Give back the whole listing exactly as shown.

**** Record extracts ****

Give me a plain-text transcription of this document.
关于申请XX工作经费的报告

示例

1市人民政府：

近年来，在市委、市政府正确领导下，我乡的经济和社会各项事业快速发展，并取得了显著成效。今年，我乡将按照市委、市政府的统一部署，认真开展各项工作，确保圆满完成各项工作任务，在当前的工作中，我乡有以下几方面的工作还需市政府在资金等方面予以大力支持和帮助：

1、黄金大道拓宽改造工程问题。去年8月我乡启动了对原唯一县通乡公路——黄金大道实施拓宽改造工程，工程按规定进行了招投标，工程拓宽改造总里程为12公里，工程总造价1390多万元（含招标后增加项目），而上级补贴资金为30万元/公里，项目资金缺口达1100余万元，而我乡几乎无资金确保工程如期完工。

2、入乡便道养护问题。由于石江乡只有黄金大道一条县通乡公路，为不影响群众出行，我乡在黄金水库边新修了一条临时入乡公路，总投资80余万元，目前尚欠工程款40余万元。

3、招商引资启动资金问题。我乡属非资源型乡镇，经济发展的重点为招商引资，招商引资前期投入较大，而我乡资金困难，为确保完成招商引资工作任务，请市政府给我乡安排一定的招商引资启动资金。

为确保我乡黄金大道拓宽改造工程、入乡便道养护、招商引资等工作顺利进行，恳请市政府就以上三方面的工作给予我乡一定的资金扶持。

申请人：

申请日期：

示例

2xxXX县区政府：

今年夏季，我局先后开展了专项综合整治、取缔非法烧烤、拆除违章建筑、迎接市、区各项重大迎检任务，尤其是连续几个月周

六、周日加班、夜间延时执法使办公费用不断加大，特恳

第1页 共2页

****

- [Expected answer]
Give me a plain-text transcription of this document.
关于申请XX工作经费的报告

示例

1市人民政府：

近年来，在市委、市政府正确领导下，我乡的经济和社会各项事业快速发展，并取得了显著成效。今年，我乡将按照市委、市政府的统一部署，认真开展各项工作，确保圆满完成各项工作任务，在当前的工作中，我乡有以下几方面的工作还需市政府在资金等方面予以大力支持和帮助：

1、黄金大道拓宽改造工程问题。去年8月我乡启动了对原唯一县通乡公路——黄金大道实施拓宽改造工程，工程按规定进行了招投标，工程拓宽改造总里程为12公里，工程总造价1390多万元（含招标后增加项目），而上级补贴资金为30万元/公里，项目资金缺口达1100余万元，而我乡几乎无资金确保工程如期完工。

2、入乡便道养护问题。由于石江乡只有黄金大道一条县通乡公路，为不影响群众出行，我乡在黄金水库边新修了一条临时入乡公路，总投资80余万元，目前尚欠工程款40余万元。

3、招商引资启动资金问题。我乡属非资源型乡镇，经济发展的重点为招商引资，招商引资前期投入较大，而我乡资金困难，为确保完成招商引资工作任务，请市政府给我乡安排一定的招商引资启动资金。

为确保我乡黄金大道拓宽改造工程、入乡便道养护、招商引资等工作顺利进行，恳请市政府就以上三方面的工作给予我乡一定的资金扶持。

申请人：

申请日期：

示例

2xxXX县区政府：

今年夏季，我局先后开展了专项综合整治、取缔非法烧烤、拆除违章建筑、迎接市、区各项重大迎检任务，尤其是连续几个月周

六、周日加班、夜间延时执法使办公费用不断加大，特恳

第1页 共2页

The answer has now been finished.